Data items
==============================

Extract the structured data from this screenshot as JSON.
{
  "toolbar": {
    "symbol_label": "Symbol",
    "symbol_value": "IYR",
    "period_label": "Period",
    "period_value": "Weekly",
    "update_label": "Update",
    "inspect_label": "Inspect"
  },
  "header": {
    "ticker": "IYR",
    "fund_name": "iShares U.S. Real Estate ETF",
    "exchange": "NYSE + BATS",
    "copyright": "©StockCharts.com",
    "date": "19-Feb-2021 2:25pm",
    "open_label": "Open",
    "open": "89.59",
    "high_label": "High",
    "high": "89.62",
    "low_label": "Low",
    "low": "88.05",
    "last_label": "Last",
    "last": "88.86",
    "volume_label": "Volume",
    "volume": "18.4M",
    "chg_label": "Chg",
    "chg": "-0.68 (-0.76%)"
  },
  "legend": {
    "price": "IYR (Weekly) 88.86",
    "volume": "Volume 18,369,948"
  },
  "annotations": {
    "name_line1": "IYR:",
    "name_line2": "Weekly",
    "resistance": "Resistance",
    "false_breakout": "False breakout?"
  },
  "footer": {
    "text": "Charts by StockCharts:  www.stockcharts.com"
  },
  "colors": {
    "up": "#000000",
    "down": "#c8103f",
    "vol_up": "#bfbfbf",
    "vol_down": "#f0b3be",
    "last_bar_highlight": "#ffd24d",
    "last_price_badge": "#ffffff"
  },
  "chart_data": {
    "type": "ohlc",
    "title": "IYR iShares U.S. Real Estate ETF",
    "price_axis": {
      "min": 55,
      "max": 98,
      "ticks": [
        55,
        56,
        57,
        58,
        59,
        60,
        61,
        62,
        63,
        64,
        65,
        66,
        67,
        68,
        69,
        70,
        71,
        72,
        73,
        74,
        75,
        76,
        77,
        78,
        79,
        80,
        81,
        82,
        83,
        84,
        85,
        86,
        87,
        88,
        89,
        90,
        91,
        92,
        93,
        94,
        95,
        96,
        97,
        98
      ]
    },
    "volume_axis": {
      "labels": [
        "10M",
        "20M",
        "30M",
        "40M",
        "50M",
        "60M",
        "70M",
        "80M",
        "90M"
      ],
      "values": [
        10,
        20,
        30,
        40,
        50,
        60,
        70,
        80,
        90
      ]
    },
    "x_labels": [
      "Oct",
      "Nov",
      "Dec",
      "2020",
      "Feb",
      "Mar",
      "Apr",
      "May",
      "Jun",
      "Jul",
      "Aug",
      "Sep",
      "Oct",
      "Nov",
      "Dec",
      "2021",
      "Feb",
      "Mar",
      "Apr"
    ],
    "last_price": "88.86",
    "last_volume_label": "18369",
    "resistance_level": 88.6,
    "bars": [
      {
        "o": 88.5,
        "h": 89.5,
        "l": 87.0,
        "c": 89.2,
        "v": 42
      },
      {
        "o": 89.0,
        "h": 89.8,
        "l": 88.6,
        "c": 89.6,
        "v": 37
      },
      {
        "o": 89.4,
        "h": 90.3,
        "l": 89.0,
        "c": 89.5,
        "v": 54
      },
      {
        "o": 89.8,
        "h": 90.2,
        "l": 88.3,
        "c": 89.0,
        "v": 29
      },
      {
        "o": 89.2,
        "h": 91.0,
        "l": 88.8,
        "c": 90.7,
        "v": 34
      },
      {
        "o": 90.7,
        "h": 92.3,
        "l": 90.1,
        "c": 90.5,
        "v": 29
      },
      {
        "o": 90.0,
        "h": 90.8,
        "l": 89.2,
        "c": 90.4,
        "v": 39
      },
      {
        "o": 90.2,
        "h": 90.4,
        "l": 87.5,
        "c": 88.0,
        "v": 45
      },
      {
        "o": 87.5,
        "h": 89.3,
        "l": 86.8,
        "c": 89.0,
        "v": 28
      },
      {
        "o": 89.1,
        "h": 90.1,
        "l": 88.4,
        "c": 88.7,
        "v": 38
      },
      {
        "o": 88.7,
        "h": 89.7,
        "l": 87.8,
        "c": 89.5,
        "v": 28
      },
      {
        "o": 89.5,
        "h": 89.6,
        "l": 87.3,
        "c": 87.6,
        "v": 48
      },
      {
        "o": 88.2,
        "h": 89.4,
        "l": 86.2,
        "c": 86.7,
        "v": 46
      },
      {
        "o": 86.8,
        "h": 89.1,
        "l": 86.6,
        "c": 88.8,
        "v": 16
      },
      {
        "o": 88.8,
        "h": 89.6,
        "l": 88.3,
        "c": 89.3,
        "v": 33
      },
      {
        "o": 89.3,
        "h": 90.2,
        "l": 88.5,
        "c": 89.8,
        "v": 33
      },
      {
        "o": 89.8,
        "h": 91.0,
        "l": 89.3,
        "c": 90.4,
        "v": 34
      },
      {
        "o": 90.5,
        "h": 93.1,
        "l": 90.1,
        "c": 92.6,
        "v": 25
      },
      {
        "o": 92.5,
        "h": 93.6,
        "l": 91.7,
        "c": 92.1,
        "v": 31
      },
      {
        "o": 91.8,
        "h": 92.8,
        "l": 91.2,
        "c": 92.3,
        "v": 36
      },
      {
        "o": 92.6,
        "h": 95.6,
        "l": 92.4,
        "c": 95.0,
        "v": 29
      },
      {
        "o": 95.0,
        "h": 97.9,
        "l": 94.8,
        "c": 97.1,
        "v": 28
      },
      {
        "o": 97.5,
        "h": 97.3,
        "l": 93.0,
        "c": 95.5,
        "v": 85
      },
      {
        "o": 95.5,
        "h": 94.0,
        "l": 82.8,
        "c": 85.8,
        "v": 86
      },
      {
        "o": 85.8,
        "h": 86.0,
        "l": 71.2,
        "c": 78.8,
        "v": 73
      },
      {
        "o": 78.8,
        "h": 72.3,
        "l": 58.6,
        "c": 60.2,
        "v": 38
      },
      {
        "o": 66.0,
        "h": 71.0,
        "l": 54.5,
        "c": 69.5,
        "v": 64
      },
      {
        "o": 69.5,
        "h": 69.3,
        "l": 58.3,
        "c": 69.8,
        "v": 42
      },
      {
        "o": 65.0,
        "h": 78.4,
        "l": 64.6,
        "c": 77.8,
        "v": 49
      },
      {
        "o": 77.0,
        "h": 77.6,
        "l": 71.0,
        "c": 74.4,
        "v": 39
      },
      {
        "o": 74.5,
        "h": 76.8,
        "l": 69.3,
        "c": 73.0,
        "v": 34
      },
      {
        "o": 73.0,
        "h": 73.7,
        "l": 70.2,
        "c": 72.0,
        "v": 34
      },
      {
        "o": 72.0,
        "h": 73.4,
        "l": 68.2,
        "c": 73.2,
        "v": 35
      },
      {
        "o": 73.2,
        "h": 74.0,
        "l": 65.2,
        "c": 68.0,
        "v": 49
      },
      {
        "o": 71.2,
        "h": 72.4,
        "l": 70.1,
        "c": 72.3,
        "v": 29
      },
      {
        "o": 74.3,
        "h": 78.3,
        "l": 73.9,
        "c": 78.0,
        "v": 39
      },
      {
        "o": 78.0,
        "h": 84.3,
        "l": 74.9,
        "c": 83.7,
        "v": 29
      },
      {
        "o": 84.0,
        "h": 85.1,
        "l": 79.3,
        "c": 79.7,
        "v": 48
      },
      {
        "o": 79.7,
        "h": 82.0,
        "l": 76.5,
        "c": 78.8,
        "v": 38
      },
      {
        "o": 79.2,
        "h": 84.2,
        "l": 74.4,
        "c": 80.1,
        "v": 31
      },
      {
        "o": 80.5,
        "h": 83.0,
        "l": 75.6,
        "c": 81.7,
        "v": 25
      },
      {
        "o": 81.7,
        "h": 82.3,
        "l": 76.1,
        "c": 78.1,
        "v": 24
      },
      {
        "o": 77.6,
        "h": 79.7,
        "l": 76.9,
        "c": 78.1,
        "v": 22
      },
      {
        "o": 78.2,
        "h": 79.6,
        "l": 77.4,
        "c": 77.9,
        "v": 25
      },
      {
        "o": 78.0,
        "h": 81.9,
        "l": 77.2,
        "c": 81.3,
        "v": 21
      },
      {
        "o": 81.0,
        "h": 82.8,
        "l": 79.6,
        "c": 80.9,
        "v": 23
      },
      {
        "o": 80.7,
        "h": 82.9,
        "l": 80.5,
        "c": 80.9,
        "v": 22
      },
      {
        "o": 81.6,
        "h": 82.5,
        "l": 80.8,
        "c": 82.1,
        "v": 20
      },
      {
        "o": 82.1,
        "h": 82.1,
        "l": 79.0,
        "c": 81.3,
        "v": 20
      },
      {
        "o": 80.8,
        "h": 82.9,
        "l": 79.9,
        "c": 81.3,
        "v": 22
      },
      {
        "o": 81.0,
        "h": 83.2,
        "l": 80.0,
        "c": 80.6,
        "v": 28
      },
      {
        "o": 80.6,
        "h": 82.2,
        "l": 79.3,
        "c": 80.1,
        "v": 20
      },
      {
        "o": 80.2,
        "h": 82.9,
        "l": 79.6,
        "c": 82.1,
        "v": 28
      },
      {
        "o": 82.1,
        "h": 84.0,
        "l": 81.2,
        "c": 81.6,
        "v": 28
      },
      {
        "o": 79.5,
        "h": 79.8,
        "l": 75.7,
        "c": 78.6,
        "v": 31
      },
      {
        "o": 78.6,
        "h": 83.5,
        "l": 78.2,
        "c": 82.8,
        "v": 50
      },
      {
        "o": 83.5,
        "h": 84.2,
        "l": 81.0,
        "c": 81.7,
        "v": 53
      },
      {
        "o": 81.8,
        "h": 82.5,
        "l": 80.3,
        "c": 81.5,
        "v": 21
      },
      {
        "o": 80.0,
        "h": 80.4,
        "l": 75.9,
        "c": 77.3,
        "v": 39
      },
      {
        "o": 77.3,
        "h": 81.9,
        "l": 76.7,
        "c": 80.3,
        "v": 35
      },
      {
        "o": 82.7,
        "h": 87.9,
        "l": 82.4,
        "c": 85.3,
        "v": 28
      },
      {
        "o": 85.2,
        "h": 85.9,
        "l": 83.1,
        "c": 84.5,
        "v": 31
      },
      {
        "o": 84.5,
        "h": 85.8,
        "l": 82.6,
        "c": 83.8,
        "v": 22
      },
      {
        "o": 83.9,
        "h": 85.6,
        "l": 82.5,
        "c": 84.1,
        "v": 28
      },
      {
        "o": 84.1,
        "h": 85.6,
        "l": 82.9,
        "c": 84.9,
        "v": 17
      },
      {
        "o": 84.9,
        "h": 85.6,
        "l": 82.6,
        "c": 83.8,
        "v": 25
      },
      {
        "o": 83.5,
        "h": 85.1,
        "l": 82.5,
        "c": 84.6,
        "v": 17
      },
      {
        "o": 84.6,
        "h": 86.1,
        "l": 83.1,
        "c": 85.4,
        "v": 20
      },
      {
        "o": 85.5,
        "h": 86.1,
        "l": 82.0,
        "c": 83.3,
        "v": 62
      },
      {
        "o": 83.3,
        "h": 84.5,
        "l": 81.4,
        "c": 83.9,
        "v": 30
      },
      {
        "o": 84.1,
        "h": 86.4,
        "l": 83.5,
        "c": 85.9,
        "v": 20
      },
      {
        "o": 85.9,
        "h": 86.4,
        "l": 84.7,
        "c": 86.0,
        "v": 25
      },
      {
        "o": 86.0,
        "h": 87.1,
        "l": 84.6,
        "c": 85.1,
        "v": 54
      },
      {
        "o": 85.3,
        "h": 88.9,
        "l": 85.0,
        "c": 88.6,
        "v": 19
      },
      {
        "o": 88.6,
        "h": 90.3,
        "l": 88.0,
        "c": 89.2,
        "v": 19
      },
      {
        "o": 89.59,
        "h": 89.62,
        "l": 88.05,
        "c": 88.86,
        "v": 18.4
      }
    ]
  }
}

==============================

What you have to do: Pick out the lines that have the word "Real". Copy them all.

Answer:
    "fund_name": "iShares U.S. Real Estate ETF",
    "title": "IYR iShares U.S. Real Estate ETF",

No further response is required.